Text under study:
-- Opening Marker --

The number of poor in India fell by about 415 million between 2005 to 2006 and 2019 to 2021, a ‘historic change’ and demonstration that the Sustainable Development Goal of reducing at least by half the proportion of men, women and children of all ages living in poverty by 2030 is achievable, the U.N. said.
The new Multidimensional Poverty Index (MPI) released on Monday by the United Nations Development Programme (UNDP) and the Oxford Poverty and Human Development Initiative (OPHI) at the University of Oxford said that in India 415 million people exited poverty between 2005 to 2006 and 2019 to 2021.
The U.N. in a press release said that “in India, some 415 million people left multidimensional poverty in a 15-year period – a historic change”.
The report said that based on the 2020 population data for India, it has by far the largest number of poor people worldwide (228.9 million), followed by Nigeria (96.7 million projected in 2020).
“Despite progress, India’s population remains vulnerable to the mounting effects of the Covid-19 pandemic and to rising food and energy prices,” it said.
“Despite tremendous gains, the task of ending poverty for the 228.9 million poor people in 2019 to 2021 is daunting, especially as the number has nearly certainly risen since the data were collected.” There were still 97 million poor children in India in 2019 to 2021, more than the total number of poor people, children and adults combined, in any other country covered by the global MPI.
Yet, “these multi-pronged policy approaches show that integrated interventions can improve the lives of millions of people”, the report said.
The poorest states and groups in India (children, lower castes and those living in rural areas) reduced poverty the fastest in absolute terms, although the data do not reflect post-pandemic changes, the report said. The report said across 111 countries, 1.2 billion people, or 19.1per cent, live in acute multi-dimensional poverty. Half of these people, 593 million, are children under the age of 18.
The analysis looks at the most common deprivation profiles across 111 developing countries. The most common profile, affecting 3.9 per cent of poor people, includes deprivation in four indicators: nutrition, cooking fuel, sanitation and housing.

-- Closing Marker --

Data listing:
-- Opening Marker --

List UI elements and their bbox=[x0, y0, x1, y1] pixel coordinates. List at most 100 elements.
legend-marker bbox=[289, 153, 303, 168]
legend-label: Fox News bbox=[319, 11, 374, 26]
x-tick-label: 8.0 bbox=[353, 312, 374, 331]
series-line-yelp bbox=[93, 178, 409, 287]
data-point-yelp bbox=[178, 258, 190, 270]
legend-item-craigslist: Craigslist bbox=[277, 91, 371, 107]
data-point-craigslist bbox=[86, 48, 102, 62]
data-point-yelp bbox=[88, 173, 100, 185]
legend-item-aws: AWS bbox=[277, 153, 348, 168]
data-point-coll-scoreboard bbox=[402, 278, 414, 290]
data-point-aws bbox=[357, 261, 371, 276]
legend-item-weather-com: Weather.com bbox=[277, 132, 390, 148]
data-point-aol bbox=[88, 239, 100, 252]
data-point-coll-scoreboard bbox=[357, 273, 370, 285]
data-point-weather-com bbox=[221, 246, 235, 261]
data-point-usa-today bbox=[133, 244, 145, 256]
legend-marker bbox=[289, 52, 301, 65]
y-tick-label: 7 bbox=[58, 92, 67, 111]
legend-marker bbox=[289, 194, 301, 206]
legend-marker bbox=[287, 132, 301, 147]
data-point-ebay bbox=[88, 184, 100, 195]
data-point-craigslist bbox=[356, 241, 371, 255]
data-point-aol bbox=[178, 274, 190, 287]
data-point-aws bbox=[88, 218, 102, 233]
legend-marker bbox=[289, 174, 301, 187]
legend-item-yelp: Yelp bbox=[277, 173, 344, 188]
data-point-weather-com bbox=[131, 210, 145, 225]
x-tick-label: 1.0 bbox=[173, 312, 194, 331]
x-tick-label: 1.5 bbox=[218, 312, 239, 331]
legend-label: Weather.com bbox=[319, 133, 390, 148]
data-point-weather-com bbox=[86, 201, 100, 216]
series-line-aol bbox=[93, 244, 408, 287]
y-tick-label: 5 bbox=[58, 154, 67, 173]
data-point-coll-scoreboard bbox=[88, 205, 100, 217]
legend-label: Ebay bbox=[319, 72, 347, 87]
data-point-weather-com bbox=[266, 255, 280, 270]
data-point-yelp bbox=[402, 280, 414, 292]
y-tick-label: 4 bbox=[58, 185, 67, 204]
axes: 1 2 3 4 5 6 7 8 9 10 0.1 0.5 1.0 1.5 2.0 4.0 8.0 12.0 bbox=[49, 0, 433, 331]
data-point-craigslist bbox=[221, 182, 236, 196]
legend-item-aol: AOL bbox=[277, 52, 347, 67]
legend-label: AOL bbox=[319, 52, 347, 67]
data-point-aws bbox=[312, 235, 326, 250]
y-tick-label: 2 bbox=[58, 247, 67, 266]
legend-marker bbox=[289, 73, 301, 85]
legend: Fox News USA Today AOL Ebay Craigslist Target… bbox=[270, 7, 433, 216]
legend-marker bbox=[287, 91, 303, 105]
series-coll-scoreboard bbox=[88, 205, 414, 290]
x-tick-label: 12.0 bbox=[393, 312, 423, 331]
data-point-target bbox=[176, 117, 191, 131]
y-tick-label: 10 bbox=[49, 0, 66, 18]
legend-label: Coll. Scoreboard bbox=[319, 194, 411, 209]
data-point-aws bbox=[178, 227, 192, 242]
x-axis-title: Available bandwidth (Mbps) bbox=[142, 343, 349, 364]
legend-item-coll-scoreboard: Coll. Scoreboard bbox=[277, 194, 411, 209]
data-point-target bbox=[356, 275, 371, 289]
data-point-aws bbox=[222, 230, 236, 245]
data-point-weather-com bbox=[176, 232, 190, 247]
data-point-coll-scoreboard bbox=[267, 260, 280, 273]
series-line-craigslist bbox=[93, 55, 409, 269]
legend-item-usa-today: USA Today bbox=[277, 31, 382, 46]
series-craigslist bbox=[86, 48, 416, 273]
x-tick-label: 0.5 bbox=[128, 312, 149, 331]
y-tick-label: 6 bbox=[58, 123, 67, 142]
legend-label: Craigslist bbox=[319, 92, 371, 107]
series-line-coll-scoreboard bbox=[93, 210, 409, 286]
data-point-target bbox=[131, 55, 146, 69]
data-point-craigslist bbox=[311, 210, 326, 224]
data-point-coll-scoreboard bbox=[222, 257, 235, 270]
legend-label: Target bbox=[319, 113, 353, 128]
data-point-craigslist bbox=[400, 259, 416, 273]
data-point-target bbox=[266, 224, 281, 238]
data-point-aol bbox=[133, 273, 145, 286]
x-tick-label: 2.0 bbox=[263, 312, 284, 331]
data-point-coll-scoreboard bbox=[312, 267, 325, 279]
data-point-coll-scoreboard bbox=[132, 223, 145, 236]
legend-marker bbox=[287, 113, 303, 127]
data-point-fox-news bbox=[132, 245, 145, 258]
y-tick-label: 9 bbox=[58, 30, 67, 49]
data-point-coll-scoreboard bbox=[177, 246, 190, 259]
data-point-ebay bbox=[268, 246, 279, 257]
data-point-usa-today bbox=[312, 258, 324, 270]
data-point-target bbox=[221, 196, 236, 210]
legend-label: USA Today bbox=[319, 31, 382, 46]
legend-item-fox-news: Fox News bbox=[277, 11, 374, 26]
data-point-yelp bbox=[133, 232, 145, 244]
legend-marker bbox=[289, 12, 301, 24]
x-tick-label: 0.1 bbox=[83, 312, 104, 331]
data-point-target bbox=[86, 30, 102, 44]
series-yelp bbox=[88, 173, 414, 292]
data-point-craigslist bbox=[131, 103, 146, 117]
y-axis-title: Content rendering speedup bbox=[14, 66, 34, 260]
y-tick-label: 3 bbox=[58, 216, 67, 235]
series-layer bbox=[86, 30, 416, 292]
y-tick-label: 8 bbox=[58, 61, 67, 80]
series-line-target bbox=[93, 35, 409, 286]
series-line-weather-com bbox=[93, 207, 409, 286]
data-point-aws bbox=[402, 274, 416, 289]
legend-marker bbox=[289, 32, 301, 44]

-- Closing Marker --

What the task requires:
Extract, word for word, the part of the text on poverty in India starting with "The U.N. in" and going on through "projected in 2020).".

Answer to the exercise:
The U.N. in a press release said that “in India, some 415 million people left multidimensional poverty in a 15-year period – a historic change”.
The report said that based on the 2020 population data for India, it has by far the largest number of poor people worldwide (228.9 million), followed by Nigeria (96.7 million projected in 2020).